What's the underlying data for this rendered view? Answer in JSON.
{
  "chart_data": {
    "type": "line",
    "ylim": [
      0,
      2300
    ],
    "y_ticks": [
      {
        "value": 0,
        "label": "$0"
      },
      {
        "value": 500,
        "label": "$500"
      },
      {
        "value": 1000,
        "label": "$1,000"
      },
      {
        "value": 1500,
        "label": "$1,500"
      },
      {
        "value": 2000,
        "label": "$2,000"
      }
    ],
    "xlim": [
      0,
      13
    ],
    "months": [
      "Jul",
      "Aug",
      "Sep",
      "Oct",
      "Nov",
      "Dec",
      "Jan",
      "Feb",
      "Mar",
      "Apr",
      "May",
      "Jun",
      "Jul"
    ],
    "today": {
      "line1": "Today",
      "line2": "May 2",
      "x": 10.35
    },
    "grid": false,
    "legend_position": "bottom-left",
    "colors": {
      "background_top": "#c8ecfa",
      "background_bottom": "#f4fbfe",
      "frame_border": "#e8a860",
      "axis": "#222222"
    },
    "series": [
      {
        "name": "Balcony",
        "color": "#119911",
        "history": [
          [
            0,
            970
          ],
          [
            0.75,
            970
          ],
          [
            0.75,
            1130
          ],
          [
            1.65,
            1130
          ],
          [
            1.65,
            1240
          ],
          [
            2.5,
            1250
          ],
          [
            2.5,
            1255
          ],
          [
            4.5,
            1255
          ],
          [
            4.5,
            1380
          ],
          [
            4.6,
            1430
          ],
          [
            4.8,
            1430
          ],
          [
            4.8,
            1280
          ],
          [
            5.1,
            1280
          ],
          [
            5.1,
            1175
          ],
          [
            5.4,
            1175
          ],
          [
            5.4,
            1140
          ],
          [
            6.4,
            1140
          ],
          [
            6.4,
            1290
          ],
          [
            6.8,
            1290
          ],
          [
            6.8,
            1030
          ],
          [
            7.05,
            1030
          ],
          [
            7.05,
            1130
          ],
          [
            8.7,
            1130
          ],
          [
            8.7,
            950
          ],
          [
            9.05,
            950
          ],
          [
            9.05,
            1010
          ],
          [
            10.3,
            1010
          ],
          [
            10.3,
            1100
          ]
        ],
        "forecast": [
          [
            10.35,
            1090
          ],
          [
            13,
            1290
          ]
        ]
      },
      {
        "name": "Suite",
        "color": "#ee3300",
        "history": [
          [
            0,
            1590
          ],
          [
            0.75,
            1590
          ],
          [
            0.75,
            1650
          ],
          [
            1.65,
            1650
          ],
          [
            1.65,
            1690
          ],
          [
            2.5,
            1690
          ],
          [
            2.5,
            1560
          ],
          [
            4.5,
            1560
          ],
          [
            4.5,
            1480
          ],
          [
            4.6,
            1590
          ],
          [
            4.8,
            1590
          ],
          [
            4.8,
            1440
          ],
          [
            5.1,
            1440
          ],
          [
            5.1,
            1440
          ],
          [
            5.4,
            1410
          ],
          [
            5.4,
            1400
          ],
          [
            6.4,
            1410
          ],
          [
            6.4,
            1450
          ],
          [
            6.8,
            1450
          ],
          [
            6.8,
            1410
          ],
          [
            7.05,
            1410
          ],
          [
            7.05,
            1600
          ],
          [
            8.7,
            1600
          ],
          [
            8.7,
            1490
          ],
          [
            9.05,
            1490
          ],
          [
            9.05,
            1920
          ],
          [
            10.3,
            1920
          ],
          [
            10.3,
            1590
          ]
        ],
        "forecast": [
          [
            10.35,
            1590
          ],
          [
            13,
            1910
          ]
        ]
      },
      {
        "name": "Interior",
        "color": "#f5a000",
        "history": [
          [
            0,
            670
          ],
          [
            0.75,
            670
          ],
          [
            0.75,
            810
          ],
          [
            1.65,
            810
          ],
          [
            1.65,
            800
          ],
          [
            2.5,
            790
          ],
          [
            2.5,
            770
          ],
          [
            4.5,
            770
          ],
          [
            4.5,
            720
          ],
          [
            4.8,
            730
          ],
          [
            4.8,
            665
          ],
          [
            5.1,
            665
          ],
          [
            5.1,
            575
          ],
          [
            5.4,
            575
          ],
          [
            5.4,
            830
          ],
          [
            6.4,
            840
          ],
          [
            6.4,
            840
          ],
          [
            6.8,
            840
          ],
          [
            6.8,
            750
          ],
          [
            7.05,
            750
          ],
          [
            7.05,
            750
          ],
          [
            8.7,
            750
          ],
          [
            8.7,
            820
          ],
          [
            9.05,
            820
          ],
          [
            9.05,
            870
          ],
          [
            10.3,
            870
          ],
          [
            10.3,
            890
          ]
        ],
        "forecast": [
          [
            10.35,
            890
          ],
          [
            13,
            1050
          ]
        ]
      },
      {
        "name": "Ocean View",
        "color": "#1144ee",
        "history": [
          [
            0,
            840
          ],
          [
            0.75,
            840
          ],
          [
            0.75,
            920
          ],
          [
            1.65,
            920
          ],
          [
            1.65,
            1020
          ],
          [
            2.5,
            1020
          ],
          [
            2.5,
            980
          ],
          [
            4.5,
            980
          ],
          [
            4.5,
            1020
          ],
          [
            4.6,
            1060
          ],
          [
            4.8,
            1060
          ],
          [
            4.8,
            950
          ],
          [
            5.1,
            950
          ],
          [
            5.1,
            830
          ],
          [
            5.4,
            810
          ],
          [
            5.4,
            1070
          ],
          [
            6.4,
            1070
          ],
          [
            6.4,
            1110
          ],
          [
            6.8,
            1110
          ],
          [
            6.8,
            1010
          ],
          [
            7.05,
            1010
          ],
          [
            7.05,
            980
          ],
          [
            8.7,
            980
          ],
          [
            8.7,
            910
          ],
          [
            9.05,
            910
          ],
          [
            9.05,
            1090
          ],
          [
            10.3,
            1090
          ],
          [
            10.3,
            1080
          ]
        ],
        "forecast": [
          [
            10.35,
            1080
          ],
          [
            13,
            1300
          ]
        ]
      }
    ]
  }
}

* * * * *

» WRITTEN INSTRUCTION
Reproduce the material exactly, with every line intact.

» THE COMPLETED TASK
What's the underlying data for this rendered view? Answer in JSON.
{
  "chart_data": {
    "type": "line",
    "ylim": [
      0,
      2300
    ],
    "y_ticks": [
      {
        "value": 0,
        "label": "$0"
      },
      {
        "value": 500,
        "label": "$500"
      },
      {
        "value": 1000,
        "label": "$1,000"
      },
      {
        "value": 1500,
        "label": "$1,500"
      },
      {
        "value": 2000,
        "label": "$2,000"
      }
    ],
    "xlim": [
      0,
      13
    ],
    "months": [
      "Jul",
      "Aug",
      "Sep",
      "Oct",
      "Nov",
      "Dec",
      "Jan",
      "Feb",
      "Mar",
      "Apr",
      "May",
      "Jun",
      "Jul"
    ],
    "today": {
      "line1": "Today",
      "line2": "May 2",
      "x": 10.35
    },
    "grid": false,
    "legend_position": "bottom-left",
    "colors": {
      "background_top": "#c8ecfa",
      "background_bottom": "#f4fbfe",
      "frame_border": "#e8a860",
      "axis": "#222222"
    },
    "series": [
      {
        "name": "Balcony",
        "color": "#119911",
        "history": [
          [
            0,
            970
          ],
          [
            0.75,
            970
          ],
          [
            0.75,
            1130
          ],
          [
            1.65,
            1130
          ],
          [
            1.65,
            1240
          ],
          [
            2.5,
            1250
          ],
          [
            2.5,
            1255
          ],
          [
            4.5,
            1255
          ],
          [
            4.5,
            1380
          ],
          [
            4.6,
            1430
          ],
          [
            4.8,
            1430
          ],
          [
            4.8,
            1280
          ],
          [
            5.1,
            1280
          ],
          [
            5.1,
            1175
          ],
          [
            5.4,
            1175
          ],
          [
            5.4,
            1140
          ],
          [
            6.4,
            1140
          ],
          [
            6.4,
            1290
          ],
          [
            6.8,
            1290
          ],
          [
            6.8,
            1030
          ],
          [
            7.05,
            1030
          ],
          [
            7.05,
            1130
          ],
          [
            8.7,
            1130
          ],
          [
            8.7,
            950
          ],
          [
            9.05,
            950
          ],
          [
            9.05,
            1010
          ],
          [
            10.3,
            1010
          ],
          [
            10.3,
            1100
          ]
        ],
        "forecast": [
          [
            10.35,
            1090
          ],
          [
            13,
            1290
          ]
        ]
      },
      {
        "name": "Suite",
        "color": "#ee3300",
        "history": [
          [
            0,
            1590
          ],
          [
            0.75,
            1590
          ],
          [
            0.75,
            1650
          ],
          [
            1.65,
            1650
          ],
          [
            1.65,
            1690
          ],
          [
            2.5,
            1690
          ],
          [
            2.5,
            1560
          ],
          [
            4.5,
            1560
          ],
          [
            4.5,
            1480
          ],
          [
            4.6,
            1590
          ],
          [
            4.8,
            1590
          ],
          [
            4.8,
            1440
          ],
          [
            5.1,
            1440
          ],
          [
            5.1,
            1440
          ],
          [
            5.4,
            1410
          ],
          [
            5.4,
            1400
          ],
          [
            6.4,
            1410
          ],
          [
            6.4,
            1450
          ],
          [
            6.8,
            1450
          ],
          [
            6.8,
            1410
          ],
          [
            7.05,
            1410
          ],
          [
            7.05,
            1600
          ],
          [
            8.7,
            1600
          ],
          [
            8.7,
            1490
          ],
          [
            9.05,
            1490
          ],
          [
            9.05,
            1920
          ],
          [
            10.3,
            1920
          ],
          [
            10.3,
            1590
          ]
        ],
        "forecast": [
          [
            10.35,
            1590
          ],
          [
            13,
            1910
          ]
        ]
      },
      {
        "name": "Interior",
        "color": "#f5a000",
        "history": [
          [
            0,
            670
          ],
          [
            0.75,
            670
          ],
          [
            0.75,
            810
          ],
          [
            1.65,
            810
          ],
          [
            1.65,
            800
          ],
          [
            2.5,
            790
          ],
          [
            2.5,
            770
          ],
          [
            4.5,
            770
          ],
          [
            4.5,
            720
          ],
          [
            4.8,
            730
          ],
          [
            4.8,
            665
          ],
          [
            5.1,
            665
          ],
          [
            5.1,
            575
          ],
          [
            5.4,
            575
          ],
          [
            5.4,
            830
          ],
          [
            6.4,
            840
          ],
          [
            6.4,
            840
          ],
          [
            6.8,
            840
          ],
          [
            6.8,
            750
          ],
          [
            7.05,
            750
          ],
          [
            7.05,
            750
          ],
          [
            8.7,
            750
          ],
          [
            8.7,
            820
          ],
          [
            9.05,
            820
          ],
          [
            9.05,
            870
          ],
          [
            10.3,
            870
          ],
          [
            10.3,
            890
          ]
        ],
        "forecast": [
          [
            10.35,
            890
          ],
          [
            13,
            1050
          ]
        ]
      },
      {
        "name": "Ocean View",
        "color": "#1144ee",
        "history": [
          [
            0,
            840
          ],
          [
            0.75,
            840
          ],
          [
            0.75,
            920
          ],
          [
            1.65,
            920
          ],
          [
            1.65,
            1020
          ],
          [
            2.5,
            1020
          ],
          [
            2.5,
            980
          ],
          [
            4.5,
            980
          ],
          [
            4.5,
            1020
          ],
          [
            4.6,
            1060
          ],
          [
            4.8,
            1060
          ],
          [
            4.8,
            950
          ],
          [
            5.1,
            950
          ],
          [
            5.1,
            830
          ],
          [
            5.4,
            810
          ],
          [
            5.4,
            1070
          ],
          [
            6.4,
            1070
          ],
          [
            6.4,
            1110
          ],
          [
            6.8,
            1110
          ],
          [
            6.8,
            1010
          ],
          [
            7.05,
            1010
          ],
          [
            7.05,
            980
          ],
          [
            8.7,
            980
          ],
          [
            8.7,
            910
          ],
          [
            9.05,
            910
          ],
          [
            9.05,
            1090
          ],
          [
            10.3,
            1090
          ],
          [
            10.3,
            1080
          ]
        ],
        "forecast": [
          [
            10.35,
            1080
          ],
          [
            13,
            1300
          ]
        ]
      }
    ]
  }
}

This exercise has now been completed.